Extract the data exactly, missing nothing.

━━━━━━━━

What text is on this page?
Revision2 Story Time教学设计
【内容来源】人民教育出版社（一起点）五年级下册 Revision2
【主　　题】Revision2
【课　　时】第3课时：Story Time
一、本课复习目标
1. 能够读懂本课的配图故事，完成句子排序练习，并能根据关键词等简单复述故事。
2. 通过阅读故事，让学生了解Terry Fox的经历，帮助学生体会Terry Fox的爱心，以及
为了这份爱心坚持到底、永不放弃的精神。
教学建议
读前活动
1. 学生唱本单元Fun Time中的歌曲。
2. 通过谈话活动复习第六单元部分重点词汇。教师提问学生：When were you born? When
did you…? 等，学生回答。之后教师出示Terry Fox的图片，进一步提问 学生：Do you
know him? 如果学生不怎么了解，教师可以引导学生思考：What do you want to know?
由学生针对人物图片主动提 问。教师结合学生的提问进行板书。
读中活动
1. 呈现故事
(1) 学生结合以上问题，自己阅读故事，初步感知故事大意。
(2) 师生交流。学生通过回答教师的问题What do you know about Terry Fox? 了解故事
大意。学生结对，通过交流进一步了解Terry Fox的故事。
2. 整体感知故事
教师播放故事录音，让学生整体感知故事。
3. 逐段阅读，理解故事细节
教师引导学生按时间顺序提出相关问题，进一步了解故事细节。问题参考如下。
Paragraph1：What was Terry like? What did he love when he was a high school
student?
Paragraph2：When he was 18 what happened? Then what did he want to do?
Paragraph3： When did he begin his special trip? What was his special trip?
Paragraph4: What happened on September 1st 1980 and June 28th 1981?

━━━━━━━━

## The output
What text is on this page?
Revision2 Story Time教学设计
【内容来源】人民教育出版社（一起点）五年级下册 Revision2
【主　　题】Revision2
【课　　时】第3课时：Story Time
一、本课复习目标
1. 能够读懂本课的配图故事，完成句子排序练习，并能根据关键词等简单复述故事。
2. 通过阅读故事，让学生了解Terry Fox的经历，帮助学生体会Terry Fox的爱心，以及
为了这份爱心坚持到底、永不放弃的精神。
教学建议
读前活动
1. 学生唱本单元Fun Time中的歌曲。
2. 通过谈话活动复习第六单元部分重点词汇。教师提问学生：When were you born? When
did you…? 等，学生回答。之后教师出示Terry Fox的图片，进一步提问 学生：Do you
know him? 如果学生不怎么了解，教师可以引导学生思考：What do you want to know?
由学生针对人物图片主动提 问。教师结合学生的提问进行板书。
读中活动
1. 呈现故事
(1) 学生结合以上问题，自己阅读故事，初步感知故事大意。
(2) 师生交流。学生通过回答教师的问题What do you know about Terry Fox? 了解故事
大意。学生结对，通过交流进一步了解Terry Fox的故事。
2. 整体感知故事
教师播放故事录音，让学生整体感知故事。
3. 逐段阅读，理解故事细节
教师引导学生按时间顺序提出相关问题，进一步了解故事细节。问题参考如下。
Paragraph1：What was Terry like? What did he love when he was a high school
student?
Paragraph2：When he was 18 what happened? Then what did he want to do?
Paragraph3： When did he begin his special trip? What was his special trip?
Paragraph4: What happened on September 1st 1980 and June 28th 1981?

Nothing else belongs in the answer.